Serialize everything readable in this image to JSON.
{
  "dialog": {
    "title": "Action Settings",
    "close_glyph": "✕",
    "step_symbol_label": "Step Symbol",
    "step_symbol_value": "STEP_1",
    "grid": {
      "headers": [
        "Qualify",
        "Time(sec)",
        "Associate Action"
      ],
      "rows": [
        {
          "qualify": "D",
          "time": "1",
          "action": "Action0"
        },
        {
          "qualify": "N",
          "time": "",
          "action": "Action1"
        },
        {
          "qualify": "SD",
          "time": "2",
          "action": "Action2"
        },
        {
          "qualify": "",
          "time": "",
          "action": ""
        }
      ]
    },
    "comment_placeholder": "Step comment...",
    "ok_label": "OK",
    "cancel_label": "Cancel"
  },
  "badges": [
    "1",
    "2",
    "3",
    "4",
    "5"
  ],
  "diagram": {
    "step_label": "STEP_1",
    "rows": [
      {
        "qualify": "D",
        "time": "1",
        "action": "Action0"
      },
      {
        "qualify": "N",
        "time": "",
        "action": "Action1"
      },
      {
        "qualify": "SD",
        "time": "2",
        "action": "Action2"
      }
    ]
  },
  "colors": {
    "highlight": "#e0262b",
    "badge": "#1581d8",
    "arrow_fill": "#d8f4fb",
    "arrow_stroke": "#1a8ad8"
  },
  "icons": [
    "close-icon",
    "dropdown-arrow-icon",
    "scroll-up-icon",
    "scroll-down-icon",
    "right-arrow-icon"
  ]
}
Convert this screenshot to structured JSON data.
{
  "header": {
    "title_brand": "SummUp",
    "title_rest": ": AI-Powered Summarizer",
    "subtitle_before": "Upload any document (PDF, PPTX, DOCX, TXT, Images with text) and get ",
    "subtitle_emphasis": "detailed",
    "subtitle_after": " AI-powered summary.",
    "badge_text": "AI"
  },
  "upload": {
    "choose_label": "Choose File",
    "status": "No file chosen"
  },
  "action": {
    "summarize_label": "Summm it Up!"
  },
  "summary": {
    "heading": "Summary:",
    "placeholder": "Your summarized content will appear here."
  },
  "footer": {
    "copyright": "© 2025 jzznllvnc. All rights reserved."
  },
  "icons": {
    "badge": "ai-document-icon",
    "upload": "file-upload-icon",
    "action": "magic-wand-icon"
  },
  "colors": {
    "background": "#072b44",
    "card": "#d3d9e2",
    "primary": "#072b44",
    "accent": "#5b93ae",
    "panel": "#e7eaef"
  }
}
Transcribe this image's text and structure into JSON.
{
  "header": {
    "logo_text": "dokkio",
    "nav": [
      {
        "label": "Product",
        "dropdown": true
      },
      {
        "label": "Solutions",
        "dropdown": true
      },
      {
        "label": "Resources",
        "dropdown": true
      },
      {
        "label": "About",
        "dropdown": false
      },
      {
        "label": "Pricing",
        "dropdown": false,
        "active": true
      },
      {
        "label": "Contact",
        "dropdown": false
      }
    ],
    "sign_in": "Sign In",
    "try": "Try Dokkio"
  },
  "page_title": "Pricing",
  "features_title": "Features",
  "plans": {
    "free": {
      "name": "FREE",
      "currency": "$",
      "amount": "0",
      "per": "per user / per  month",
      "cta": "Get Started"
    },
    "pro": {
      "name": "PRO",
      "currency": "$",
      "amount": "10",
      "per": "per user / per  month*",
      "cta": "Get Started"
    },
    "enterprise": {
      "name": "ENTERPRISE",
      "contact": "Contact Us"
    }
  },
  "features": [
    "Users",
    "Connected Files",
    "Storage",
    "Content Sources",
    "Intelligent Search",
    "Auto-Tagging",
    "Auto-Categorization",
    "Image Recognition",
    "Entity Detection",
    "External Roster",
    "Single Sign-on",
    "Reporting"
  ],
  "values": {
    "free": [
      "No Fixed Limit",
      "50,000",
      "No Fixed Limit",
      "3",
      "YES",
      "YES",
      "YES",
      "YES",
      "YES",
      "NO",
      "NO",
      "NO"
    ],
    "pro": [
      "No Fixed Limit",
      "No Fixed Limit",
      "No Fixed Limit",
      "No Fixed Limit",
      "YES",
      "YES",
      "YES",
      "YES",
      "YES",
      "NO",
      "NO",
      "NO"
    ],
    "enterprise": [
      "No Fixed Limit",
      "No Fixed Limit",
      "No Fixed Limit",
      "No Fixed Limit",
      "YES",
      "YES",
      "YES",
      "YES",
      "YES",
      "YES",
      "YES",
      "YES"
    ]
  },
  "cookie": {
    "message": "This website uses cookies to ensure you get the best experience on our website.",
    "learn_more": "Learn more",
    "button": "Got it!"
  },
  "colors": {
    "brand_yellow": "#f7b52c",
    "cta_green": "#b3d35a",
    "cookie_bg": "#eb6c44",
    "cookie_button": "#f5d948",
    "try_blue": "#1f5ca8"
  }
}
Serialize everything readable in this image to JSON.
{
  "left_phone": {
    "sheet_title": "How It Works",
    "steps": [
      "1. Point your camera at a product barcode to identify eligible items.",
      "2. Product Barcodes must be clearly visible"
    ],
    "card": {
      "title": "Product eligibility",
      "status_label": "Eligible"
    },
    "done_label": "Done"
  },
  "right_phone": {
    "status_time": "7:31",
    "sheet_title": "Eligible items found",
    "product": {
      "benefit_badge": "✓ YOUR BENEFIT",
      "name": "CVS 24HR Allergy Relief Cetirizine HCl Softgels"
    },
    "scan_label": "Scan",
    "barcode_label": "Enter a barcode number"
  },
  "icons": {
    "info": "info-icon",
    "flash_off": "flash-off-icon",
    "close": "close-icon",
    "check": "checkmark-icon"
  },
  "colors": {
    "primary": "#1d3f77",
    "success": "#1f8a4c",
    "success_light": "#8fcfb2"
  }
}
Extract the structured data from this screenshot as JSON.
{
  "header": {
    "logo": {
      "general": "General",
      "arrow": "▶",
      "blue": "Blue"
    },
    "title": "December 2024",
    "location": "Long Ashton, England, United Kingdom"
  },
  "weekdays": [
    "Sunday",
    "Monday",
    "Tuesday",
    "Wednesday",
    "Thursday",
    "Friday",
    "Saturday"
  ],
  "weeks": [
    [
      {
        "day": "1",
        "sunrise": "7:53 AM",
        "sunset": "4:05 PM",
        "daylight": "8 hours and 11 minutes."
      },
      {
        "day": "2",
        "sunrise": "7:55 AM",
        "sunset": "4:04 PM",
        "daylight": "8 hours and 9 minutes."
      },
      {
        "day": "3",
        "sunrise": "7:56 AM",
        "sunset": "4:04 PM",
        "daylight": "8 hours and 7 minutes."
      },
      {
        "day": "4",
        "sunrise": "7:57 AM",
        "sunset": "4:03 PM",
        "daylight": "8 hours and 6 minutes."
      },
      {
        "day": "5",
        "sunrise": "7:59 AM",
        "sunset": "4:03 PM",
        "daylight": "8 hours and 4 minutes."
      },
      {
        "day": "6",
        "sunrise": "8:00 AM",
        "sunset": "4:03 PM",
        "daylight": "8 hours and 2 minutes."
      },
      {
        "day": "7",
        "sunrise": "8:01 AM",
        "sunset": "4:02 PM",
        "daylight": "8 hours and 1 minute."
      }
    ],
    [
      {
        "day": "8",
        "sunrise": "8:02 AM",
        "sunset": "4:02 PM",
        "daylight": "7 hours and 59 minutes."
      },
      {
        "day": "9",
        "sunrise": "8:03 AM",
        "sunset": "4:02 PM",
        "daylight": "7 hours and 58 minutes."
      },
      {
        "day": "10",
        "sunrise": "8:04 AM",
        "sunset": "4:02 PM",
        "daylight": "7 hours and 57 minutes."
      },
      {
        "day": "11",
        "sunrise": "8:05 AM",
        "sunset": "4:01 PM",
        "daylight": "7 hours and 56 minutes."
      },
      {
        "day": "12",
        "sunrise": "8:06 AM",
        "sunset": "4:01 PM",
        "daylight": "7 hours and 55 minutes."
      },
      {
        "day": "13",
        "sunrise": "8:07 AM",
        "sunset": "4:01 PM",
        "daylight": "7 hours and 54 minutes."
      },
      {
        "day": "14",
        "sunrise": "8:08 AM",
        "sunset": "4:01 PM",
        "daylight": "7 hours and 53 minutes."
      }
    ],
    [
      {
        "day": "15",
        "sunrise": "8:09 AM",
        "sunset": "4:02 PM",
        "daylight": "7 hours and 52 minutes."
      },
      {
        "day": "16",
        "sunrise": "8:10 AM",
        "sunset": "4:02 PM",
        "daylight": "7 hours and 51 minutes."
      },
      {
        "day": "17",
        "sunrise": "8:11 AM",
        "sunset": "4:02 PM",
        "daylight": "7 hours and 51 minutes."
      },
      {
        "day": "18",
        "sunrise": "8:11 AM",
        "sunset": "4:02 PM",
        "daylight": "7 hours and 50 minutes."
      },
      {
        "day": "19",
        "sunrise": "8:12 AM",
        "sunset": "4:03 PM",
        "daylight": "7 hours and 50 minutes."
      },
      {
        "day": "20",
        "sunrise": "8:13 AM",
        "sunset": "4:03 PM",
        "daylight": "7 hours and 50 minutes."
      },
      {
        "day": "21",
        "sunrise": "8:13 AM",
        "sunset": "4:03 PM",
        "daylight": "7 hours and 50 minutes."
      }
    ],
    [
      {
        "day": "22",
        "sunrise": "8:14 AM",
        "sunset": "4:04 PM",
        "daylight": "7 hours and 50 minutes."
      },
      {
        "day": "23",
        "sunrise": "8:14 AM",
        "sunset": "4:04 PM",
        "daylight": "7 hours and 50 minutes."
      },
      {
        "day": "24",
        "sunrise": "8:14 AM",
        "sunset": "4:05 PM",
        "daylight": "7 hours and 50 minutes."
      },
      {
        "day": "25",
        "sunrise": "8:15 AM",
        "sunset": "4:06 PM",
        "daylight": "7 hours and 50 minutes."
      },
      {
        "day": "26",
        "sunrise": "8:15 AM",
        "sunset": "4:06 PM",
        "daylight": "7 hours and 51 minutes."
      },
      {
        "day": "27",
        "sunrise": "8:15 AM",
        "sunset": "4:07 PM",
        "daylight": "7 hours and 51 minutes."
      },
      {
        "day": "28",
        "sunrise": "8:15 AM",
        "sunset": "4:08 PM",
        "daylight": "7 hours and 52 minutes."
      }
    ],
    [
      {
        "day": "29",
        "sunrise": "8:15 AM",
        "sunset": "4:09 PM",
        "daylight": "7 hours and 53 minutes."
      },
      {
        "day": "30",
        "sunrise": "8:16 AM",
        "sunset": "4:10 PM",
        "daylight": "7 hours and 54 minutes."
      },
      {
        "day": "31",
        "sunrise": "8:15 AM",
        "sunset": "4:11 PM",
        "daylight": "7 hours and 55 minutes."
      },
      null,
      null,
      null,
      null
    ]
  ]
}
********
◆ **Brief**
In the entries above, locate every line with the word "data" and copy it.

◆ **Task output**
Convert this screenshot to structured JSON data.
Extract the structured data from this screenshot as JSON.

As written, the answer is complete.